→ **Written exercise a**
In the passage on compassion, reproduce the part starting with "And those that" and going on through "of the building.", swapping "mannequin" for "statue".
== Passage provided
When we think someone's different,
because our compassion circuitries cut off, we can harm them.
It explains how it's possible that the Buddhists in Myanmar
can be committing such horrific atrocities against the Rohingya.
They are considered different.
Of course, we talk mostly about the dominant and non-dominic culture,
how difference has to do with race, our religion.
It also has to do with class.
In fact, from Berkeley Greater Good Center,
Dacher Keltner did this research describing how the more wealthy,
the less empathetic to those in need.
It's researched out.
And then perhaps the greatest blindness in terms of difference
and where we cause the most pervasive torment is speciesism,
Non-human animals are different.
Therefore, they don't activate our compassion circuitry as quickly.
So we're going to talk about how to move out of the hijack
when we're caught in a reactivity towards another because of a threat
and how to move towards compassion
and also how to widen the circle
when we have gotten caught and trapped in perceiving difference.
and our hearts not including others.
The reason it's so important,
our hearts are not free
if there's any part of this living world
we're excluding.
The hope of our humanity
is that activists will get spiritual,
will go for this all-inclusive,
all-inclusive compassion.
And those that are waking up their hearts
will know to bring it into the world actively.
So the movement is going from unreal other to real other,
whether the person's unreal because they're threatening us
or they're unreal because they feel different
and having them become real.
And of course, as a sideline, we get mixed up as to what is a real being
or not a real being all the time.
One woman says, I bumped into a mannequin in the store
and I said, oh, I'm sorry.
And then I said, oh, I thought you were a person.
And then I realized I was still talking to the mannequin,
which reminded me of another story of a guy who comes late to a meeting,
and on his way in, he sees a clown in front of the building.
So when he's at his meeting, he says, he tells the group,
you know, I saw a clown out front.
And one person at the meeting said, well, was it a real clown
or somebody dressing up as a clown?
which I thought was the same idea.
====
→ **Written exercise b**
Pick out every line in the rows that contains the string "CHANGELOG".
== Given information
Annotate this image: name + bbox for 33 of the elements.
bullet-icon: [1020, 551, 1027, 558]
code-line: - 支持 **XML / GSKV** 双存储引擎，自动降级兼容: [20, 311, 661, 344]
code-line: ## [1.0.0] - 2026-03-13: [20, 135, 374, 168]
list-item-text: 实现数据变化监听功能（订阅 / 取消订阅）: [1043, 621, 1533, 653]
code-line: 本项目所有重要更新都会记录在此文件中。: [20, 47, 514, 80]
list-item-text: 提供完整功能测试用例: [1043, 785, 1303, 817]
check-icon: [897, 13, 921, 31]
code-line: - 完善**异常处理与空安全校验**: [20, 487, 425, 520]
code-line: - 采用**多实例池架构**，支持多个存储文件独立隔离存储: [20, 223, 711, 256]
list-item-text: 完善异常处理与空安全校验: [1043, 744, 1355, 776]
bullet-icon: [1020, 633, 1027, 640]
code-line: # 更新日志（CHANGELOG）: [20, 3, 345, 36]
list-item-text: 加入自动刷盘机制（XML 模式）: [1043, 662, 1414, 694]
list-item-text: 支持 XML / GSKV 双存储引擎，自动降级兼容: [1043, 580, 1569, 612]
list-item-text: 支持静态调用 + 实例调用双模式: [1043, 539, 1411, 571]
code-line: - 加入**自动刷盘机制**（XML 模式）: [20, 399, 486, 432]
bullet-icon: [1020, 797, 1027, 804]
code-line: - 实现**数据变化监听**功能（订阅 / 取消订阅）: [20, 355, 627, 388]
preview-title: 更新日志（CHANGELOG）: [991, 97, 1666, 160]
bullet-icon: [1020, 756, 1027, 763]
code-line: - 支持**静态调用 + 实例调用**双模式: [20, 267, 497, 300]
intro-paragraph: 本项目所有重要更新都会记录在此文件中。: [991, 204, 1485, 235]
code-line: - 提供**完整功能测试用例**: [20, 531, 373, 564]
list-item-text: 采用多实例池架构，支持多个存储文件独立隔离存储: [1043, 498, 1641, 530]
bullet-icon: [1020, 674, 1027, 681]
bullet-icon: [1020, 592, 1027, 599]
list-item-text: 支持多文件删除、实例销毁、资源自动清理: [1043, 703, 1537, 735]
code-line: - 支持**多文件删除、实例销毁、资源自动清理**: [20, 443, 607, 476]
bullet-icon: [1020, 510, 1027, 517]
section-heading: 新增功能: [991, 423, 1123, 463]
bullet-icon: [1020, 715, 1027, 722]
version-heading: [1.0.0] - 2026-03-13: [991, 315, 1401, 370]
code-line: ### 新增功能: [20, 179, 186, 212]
====
→ **Written reply a**
And those that are waking up their hearts
will know to bring it into the world actively.
So the movement is going from unreal other to real other,
whether the person's unreal because they're threatening us
or they're unreal because they feel different
and having them become real.
And of course, as a sideline, we get mixed up as to what is a real being
or not a real being all the time.
One woman says, I bumped into a statue in the store
and I said, oh, I'm sorry.
And then I said, oh, I thought you were a person.
And then I realized I was still talking to the statue,
which reminded me of another story of a guy who comes late to a meeting,
and on his way in, he sees a clown in front of the building.

→ **Written reply b**
code-line: # 更新日志（CHANGELOG）: [20, 3, 345, 36]
preview-title: 更新日志（CHANGELOG）: [991, 97, 1666, 160]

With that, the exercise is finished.